→ WHAT IS EXPECTED
Search the entries below. Return every line that has "replacing" in it.

═════ INPUT DATA ═════

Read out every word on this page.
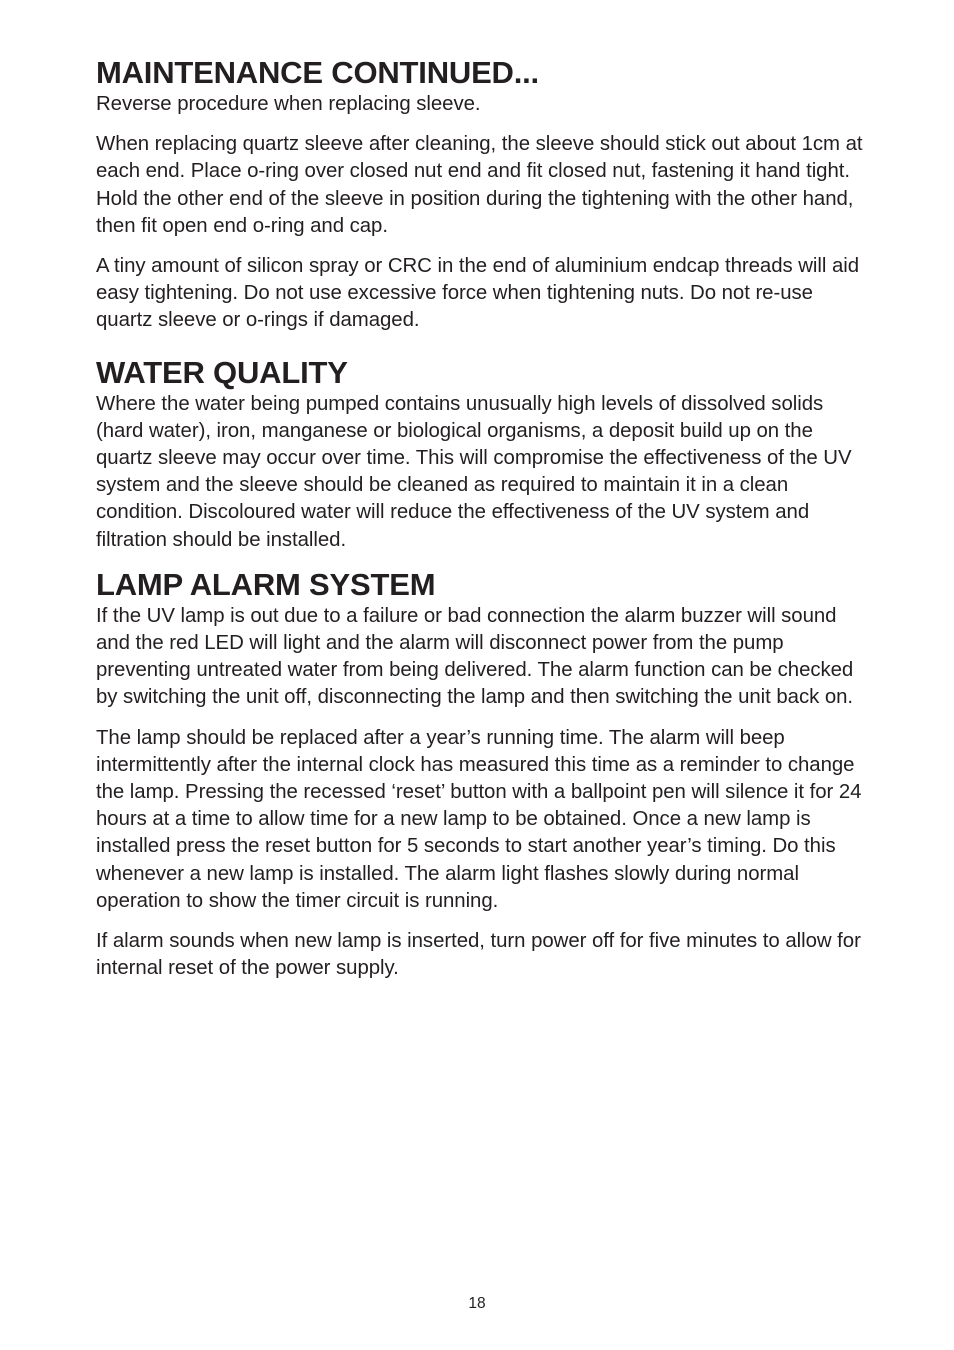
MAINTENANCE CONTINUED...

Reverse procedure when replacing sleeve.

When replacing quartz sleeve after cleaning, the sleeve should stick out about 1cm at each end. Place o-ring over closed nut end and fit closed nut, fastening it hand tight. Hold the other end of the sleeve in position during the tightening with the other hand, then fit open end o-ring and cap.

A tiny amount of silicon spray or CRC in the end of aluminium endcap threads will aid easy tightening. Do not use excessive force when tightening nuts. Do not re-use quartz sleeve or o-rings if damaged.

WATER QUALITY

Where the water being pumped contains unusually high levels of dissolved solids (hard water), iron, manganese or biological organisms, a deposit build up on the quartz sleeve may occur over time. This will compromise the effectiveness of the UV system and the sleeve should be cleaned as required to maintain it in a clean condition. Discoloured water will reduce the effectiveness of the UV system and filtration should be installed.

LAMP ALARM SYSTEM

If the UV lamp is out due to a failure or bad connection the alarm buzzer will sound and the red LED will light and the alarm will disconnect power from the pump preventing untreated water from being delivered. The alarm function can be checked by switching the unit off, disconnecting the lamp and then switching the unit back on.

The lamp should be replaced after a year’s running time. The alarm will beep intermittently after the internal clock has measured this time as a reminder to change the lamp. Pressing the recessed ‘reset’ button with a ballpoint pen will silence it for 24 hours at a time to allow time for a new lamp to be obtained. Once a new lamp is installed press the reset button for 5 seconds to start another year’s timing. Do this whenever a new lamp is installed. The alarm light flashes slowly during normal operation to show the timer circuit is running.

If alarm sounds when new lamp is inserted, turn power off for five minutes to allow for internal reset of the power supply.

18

═════

→ CORRECT ANSWER
Reverse procedure when replacing sleeve.
When replacing quartz sleeve after cleaning, the sleeve should stick out about 1cm at each end. Place o-ring over closed nut end and fit closed nut, fastening it hand tight. Hold the other end of the sleeve in position during the tightening with the other hand, then fit open end o-ring and cap.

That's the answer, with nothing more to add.